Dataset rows
.....

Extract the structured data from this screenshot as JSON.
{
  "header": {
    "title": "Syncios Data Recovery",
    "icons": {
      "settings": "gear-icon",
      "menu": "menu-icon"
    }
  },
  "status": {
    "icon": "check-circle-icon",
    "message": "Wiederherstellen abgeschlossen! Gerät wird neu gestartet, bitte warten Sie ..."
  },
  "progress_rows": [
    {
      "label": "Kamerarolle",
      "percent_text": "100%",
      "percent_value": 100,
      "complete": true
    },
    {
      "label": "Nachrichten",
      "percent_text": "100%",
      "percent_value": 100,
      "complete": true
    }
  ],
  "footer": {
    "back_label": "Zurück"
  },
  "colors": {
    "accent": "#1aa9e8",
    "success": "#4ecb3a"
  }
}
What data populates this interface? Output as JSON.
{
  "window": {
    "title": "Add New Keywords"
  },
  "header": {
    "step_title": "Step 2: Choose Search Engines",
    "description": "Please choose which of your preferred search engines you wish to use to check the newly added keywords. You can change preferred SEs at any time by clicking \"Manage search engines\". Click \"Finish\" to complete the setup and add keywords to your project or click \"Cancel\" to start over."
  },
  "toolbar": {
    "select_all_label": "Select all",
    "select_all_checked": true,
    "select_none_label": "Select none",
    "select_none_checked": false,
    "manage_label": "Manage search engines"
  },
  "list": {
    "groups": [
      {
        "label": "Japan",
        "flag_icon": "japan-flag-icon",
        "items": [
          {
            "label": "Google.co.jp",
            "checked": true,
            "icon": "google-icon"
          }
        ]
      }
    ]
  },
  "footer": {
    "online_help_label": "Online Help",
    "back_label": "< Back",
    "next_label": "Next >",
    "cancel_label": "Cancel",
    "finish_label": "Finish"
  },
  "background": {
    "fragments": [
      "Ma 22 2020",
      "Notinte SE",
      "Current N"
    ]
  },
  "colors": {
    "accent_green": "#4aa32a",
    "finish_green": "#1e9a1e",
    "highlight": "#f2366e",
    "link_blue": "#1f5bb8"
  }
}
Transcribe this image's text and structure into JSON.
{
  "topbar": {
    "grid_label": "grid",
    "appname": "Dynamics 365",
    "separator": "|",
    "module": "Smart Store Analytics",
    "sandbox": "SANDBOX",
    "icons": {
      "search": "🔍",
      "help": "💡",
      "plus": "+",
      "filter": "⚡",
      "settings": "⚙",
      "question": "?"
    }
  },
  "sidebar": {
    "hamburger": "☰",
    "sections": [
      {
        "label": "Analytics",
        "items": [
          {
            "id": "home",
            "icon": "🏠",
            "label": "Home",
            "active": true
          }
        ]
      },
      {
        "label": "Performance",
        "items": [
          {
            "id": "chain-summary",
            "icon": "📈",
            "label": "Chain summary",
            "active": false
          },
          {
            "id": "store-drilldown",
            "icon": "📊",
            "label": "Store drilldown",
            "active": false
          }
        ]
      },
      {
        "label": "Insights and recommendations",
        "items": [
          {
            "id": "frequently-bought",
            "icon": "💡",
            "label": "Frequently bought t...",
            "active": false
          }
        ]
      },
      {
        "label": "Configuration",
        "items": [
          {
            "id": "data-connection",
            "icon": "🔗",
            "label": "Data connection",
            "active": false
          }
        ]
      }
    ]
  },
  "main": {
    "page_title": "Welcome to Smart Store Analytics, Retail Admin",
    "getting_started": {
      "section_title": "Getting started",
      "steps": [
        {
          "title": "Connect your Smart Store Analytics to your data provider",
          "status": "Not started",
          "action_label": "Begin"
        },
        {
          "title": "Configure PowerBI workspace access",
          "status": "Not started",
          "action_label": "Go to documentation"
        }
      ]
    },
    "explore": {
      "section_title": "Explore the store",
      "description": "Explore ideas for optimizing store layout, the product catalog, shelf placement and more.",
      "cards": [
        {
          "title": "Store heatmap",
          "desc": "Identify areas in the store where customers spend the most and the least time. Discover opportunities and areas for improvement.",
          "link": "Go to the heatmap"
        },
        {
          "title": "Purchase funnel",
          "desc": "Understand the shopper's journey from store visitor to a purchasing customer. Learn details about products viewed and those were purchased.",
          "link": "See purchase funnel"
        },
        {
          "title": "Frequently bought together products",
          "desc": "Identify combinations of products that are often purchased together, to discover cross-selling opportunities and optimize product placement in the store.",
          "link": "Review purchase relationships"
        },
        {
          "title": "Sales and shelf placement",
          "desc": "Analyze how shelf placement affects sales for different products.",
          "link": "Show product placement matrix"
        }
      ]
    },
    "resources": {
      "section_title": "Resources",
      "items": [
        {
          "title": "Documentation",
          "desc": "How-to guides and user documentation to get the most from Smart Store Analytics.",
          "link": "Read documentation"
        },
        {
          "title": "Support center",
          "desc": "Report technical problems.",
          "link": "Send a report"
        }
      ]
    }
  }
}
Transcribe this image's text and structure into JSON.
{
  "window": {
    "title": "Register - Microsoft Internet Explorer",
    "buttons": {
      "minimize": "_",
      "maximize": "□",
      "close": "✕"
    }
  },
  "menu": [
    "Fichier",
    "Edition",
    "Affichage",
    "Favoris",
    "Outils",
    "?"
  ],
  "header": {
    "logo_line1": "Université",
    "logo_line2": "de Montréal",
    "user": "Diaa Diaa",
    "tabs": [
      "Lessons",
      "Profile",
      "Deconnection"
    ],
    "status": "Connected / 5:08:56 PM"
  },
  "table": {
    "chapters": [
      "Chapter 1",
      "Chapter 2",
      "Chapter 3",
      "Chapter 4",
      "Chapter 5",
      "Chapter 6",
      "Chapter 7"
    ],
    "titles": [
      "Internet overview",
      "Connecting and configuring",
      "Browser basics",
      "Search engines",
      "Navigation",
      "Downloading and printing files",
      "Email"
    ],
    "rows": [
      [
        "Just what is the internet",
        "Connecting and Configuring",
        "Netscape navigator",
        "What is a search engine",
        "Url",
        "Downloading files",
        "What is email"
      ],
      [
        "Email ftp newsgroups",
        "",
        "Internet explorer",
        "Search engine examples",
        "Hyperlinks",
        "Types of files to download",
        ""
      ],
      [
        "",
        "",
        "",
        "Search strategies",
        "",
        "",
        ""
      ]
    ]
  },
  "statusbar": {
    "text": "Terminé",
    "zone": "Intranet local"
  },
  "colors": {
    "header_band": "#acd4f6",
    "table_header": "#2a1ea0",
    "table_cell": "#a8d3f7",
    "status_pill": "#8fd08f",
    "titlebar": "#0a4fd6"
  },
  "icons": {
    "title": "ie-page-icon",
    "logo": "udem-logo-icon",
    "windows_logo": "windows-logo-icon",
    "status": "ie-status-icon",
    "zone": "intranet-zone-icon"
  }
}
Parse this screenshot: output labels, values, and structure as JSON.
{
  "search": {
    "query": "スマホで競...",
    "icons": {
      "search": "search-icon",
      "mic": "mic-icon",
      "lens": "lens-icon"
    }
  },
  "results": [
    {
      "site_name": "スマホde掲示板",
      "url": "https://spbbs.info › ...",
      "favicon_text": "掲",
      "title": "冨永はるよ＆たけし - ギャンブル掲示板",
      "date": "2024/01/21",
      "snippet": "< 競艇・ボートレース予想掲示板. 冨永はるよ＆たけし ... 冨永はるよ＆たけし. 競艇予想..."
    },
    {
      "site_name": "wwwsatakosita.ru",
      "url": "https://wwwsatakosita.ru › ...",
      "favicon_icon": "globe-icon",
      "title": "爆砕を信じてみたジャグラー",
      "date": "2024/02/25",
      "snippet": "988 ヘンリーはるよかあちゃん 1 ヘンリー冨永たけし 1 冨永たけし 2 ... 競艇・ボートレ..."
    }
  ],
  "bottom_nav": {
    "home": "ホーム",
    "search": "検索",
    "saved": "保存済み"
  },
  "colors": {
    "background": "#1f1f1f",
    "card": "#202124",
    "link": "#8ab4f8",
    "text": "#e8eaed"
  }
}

.....

Aim of the task: How many lines of the listing above include the word "most"? Reply with the number alone.

Solution for this task: 2